WRITTEN PROBLEM. Scan the records and identify every line in which the string "datetime" occurs, then return those lines.

DATA TO USE.
★ ★ ★

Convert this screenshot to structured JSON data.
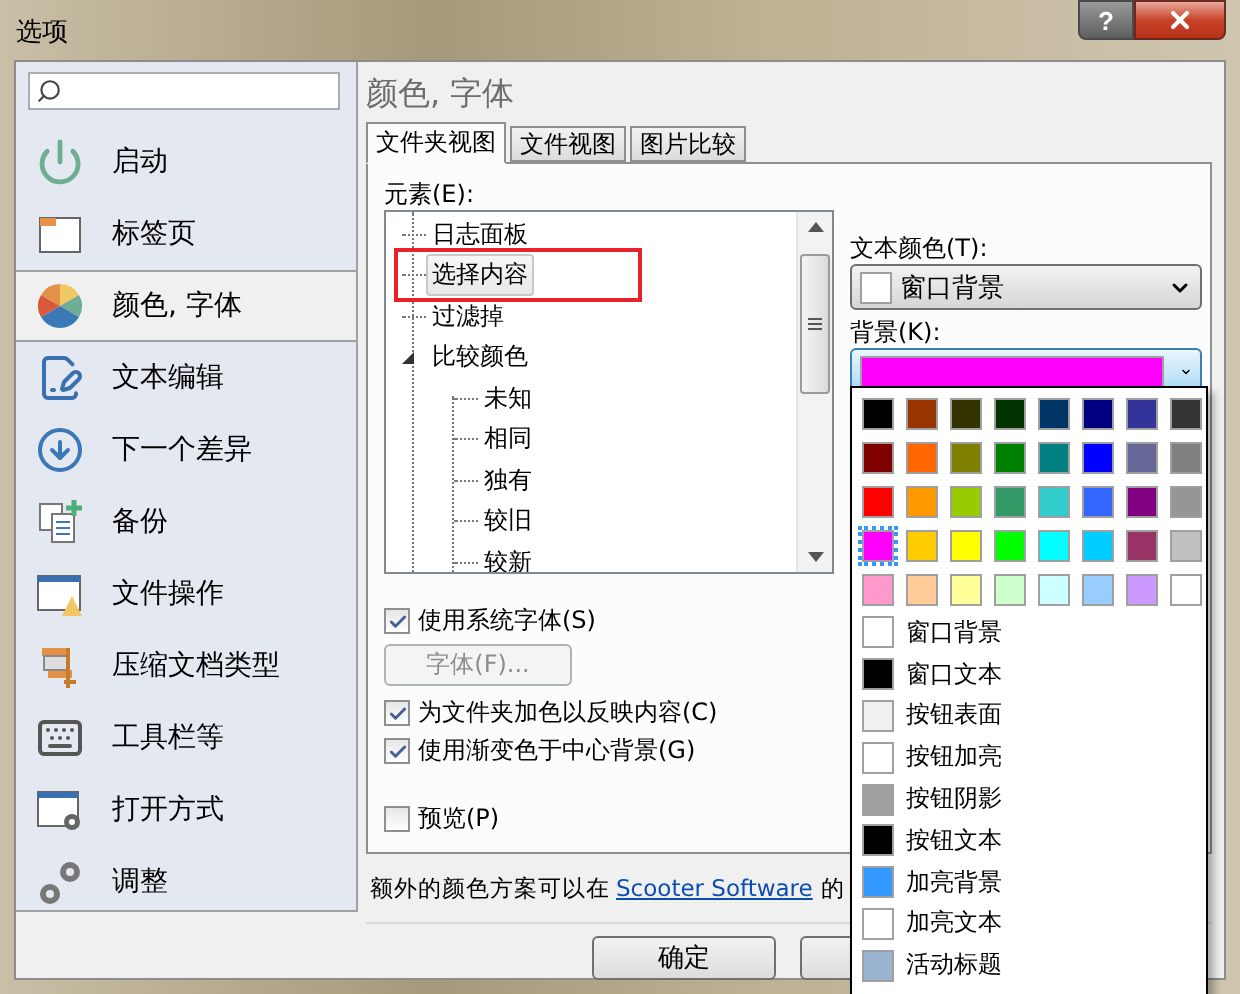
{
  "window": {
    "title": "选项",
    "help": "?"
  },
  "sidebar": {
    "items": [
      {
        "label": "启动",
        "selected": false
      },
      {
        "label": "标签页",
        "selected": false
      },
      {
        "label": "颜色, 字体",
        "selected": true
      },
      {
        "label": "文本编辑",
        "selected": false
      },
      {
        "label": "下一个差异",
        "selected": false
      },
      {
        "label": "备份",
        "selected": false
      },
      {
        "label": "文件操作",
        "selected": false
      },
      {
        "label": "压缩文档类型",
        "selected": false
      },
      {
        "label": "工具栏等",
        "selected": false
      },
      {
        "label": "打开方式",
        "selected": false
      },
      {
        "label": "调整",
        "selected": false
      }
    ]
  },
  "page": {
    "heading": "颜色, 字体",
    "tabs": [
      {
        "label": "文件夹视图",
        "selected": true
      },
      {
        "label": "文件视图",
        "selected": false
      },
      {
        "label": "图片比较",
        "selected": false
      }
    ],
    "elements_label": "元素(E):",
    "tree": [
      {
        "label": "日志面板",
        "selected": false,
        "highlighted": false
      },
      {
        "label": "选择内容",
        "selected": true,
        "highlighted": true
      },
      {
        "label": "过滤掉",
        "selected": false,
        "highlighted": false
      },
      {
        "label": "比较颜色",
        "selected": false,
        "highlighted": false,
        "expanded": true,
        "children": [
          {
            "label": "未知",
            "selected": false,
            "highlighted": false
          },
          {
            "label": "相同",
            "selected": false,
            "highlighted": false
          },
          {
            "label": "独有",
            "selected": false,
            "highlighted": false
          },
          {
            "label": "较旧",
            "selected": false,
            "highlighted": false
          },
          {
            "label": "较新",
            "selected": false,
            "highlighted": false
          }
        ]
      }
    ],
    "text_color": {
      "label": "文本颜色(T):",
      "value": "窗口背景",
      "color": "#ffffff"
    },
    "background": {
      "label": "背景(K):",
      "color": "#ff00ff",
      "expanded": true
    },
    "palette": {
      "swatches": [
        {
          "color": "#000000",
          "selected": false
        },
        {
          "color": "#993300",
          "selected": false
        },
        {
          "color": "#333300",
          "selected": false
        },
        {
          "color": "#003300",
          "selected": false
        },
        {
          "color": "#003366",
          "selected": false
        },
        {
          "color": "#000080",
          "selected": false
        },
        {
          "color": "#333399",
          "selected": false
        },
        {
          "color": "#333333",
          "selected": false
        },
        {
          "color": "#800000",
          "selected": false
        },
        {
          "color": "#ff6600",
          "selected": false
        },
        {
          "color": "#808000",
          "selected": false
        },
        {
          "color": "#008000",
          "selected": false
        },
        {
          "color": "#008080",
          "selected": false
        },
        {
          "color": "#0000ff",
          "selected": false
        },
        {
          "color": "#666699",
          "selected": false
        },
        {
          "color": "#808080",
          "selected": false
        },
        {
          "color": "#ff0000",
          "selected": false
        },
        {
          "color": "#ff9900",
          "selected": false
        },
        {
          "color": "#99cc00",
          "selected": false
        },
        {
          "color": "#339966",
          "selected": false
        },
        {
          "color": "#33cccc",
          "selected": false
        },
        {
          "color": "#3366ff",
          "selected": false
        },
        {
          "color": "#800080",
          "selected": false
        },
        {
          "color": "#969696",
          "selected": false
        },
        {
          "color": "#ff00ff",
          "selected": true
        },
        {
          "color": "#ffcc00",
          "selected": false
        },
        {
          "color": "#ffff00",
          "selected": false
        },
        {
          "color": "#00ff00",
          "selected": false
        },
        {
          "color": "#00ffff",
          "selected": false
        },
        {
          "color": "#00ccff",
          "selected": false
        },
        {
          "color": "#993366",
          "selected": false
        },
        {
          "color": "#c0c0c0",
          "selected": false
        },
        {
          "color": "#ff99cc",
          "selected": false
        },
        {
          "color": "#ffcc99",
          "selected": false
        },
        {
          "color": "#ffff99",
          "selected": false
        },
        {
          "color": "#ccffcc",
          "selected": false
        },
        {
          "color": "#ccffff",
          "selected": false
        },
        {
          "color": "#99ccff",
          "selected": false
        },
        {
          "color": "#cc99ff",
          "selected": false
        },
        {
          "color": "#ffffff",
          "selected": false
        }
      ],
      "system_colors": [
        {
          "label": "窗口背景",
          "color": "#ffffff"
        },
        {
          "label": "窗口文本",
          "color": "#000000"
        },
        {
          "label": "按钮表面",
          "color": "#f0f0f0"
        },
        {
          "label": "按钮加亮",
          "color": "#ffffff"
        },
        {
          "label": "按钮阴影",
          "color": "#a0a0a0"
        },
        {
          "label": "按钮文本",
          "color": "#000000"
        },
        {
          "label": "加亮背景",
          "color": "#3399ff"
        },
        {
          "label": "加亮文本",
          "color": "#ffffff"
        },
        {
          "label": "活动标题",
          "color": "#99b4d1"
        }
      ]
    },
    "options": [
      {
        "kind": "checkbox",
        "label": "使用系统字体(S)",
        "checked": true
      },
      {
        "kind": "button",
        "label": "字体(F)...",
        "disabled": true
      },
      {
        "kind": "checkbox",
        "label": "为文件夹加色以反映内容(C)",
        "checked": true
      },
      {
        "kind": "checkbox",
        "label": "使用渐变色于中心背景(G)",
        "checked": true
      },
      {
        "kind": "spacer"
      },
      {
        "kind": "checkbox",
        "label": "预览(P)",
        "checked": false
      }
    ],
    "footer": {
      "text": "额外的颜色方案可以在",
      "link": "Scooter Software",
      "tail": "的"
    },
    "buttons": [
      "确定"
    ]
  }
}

★ ★ ★

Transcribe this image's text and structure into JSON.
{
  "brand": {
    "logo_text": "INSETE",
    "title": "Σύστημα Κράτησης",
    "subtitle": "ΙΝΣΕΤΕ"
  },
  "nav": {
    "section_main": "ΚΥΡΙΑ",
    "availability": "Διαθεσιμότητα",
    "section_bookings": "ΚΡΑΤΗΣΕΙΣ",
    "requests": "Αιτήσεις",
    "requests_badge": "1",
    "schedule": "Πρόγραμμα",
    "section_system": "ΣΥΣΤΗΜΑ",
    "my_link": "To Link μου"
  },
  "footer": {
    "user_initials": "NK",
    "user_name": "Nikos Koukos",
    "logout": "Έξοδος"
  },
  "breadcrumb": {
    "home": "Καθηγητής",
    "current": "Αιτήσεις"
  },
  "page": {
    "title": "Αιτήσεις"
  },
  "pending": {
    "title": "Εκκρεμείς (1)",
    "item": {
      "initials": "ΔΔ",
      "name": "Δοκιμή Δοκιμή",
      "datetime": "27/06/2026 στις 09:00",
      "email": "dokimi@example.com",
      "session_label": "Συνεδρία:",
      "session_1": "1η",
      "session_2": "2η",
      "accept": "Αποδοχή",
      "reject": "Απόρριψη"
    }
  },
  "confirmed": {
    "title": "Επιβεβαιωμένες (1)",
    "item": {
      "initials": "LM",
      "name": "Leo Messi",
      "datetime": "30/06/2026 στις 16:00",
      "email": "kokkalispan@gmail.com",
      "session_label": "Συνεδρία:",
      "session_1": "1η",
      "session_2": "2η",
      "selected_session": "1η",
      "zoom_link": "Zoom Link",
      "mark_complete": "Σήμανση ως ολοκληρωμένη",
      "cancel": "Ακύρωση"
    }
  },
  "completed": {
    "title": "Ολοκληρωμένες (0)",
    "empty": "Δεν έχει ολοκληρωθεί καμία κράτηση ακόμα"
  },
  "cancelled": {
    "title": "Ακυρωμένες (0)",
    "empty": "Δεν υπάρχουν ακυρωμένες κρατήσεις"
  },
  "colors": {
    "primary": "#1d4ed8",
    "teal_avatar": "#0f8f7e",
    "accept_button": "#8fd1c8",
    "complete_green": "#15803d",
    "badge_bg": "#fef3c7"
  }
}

★ ★ ★

SOLUTION FOR THIS PROBLEM.
      "datetime": "27/06/2026 στις 09:00",
      "datetime": "30/06/2026 στις 16:00",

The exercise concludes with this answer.